TASK DIRECTIONS: Extract each line of the records below that contains the word "timer".

-- Begin MATERIAL PROVIDED --

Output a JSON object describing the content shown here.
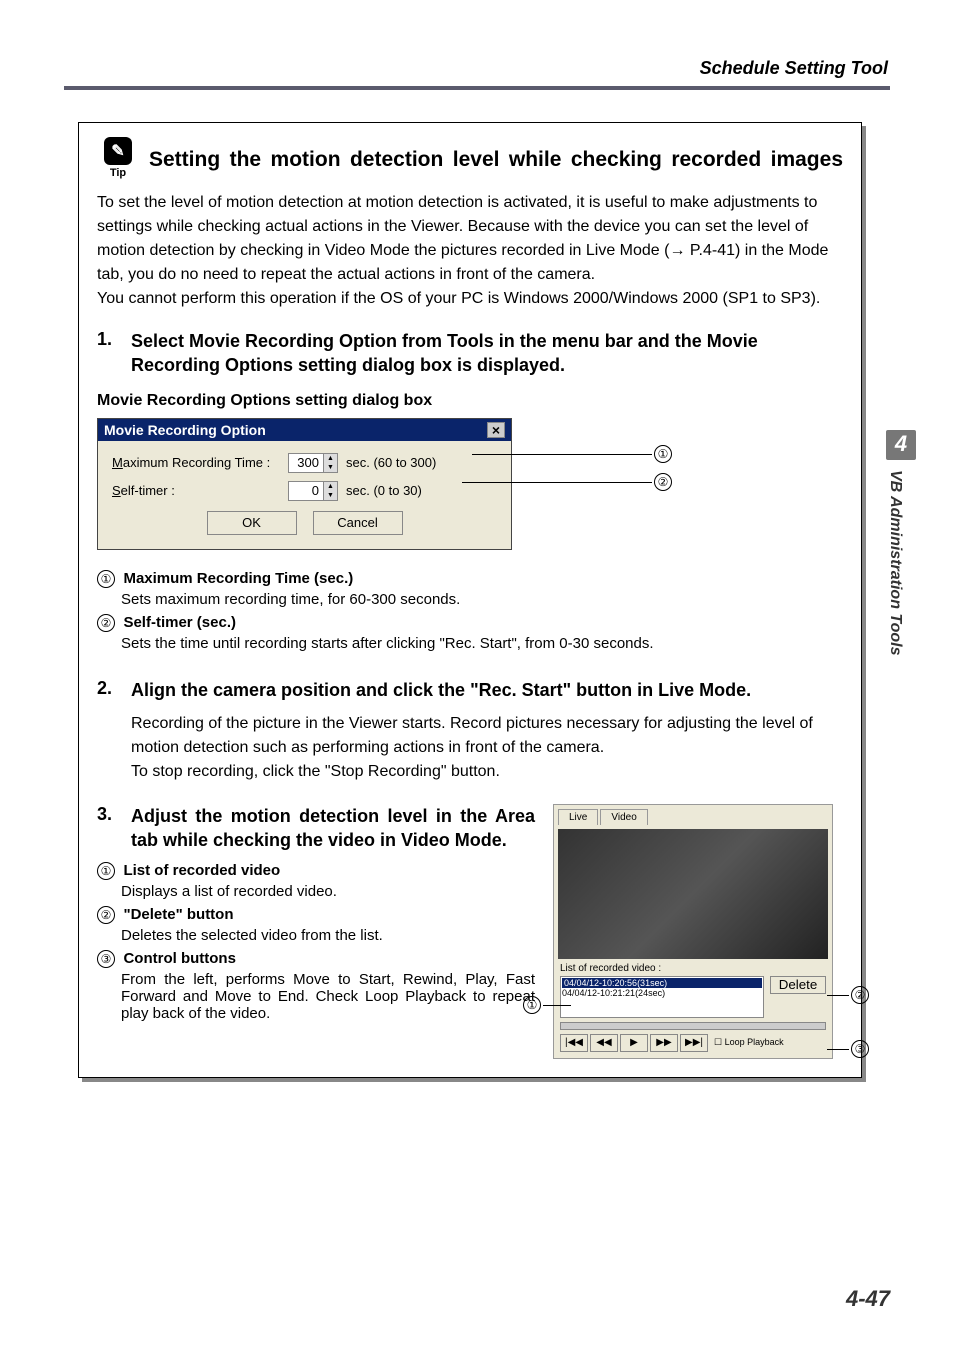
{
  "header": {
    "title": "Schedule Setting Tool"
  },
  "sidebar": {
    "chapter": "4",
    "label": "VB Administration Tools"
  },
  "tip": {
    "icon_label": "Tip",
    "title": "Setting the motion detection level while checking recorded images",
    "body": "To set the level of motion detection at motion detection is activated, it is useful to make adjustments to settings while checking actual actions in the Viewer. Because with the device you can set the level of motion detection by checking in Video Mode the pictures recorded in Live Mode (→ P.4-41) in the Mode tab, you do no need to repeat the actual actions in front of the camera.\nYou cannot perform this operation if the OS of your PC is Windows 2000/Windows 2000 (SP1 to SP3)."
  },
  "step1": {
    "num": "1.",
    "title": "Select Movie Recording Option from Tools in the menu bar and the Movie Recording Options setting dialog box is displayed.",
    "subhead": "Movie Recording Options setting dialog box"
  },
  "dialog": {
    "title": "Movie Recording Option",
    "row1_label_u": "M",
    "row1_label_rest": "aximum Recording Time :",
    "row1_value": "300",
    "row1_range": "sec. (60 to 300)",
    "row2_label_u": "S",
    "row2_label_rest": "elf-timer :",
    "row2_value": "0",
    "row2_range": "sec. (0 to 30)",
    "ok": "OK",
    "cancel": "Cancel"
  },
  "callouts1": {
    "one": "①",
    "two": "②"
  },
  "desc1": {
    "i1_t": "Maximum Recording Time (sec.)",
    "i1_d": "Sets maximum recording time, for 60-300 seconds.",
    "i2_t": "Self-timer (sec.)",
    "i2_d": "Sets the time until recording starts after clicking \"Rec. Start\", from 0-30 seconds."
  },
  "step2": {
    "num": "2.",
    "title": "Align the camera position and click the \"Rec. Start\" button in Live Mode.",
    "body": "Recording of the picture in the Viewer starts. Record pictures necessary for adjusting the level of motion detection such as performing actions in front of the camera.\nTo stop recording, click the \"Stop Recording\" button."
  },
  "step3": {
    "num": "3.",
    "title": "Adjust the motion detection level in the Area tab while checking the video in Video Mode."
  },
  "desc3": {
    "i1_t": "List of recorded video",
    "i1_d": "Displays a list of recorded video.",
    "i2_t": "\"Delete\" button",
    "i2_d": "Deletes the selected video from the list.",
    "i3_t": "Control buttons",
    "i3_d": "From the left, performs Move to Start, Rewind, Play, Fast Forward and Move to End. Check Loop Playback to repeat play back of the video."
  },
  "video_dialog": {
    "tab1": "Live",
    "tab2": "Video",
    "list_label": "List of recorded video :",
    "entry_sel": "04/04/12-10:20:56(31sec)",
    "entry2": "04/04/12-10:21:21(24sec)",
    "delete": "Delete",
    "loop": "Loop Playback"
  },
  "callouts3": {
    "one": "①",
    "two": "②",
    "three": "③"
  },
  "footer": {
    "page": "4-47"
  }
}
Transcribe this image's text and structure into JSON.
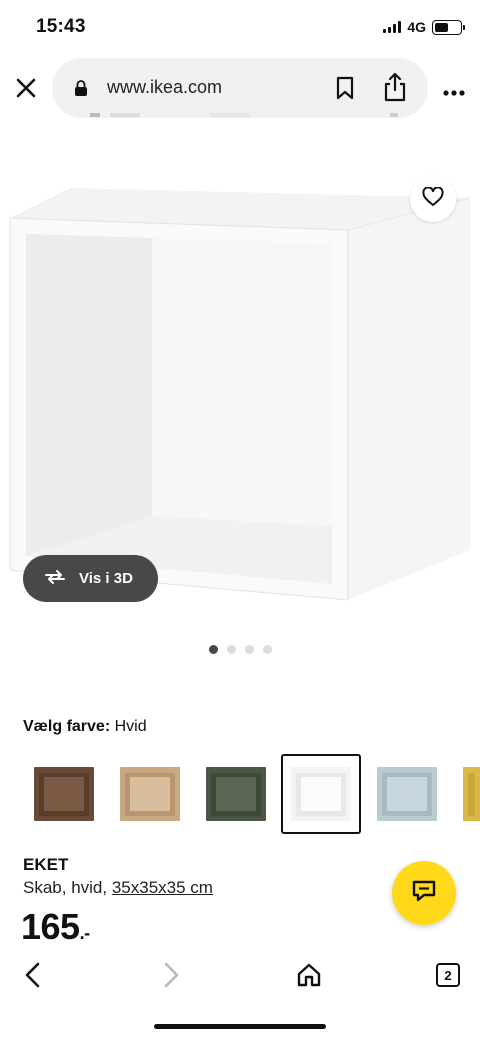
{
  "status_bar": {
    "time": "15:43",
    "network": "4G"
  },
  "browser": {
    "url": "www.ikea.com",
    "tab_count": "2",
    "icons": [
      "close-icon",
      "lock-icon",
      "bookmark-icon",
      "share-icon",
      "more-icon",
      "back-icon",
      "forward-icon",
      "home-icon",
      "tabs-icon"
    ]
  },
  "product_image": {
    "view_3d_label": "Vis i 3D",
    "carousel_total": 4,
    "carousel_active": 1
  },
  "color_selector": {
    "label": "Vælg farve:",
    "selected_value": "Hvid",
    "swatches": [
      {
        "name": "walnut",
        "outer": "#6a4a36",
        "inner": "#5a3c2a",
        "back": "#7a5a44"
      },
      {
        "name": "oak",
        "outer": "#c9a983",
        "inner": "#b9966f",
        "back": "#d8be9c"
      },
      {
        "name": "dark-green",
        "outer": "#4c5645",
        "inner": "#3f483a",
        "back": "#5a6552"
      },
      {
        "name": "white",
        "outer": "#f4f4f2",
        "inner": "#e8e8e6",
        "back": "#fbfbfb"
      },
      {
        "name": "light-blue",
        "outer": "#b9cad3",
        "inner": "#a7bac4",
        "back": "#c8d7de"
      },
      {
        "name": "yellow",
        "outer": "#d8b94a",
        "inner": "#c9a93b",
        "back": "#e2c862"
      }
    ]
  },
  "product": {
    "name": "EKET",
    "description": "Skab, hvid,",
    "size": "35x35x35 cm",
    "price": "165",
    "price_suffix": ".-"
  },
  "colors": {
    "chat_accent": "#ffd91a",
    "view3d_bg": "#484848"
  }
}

-- End MATERIAL PROVIDED --

RESULT BELOW:
    "row2_label_rest": "elf-timer :",
    "i2_t": "Self-timer (sec.)",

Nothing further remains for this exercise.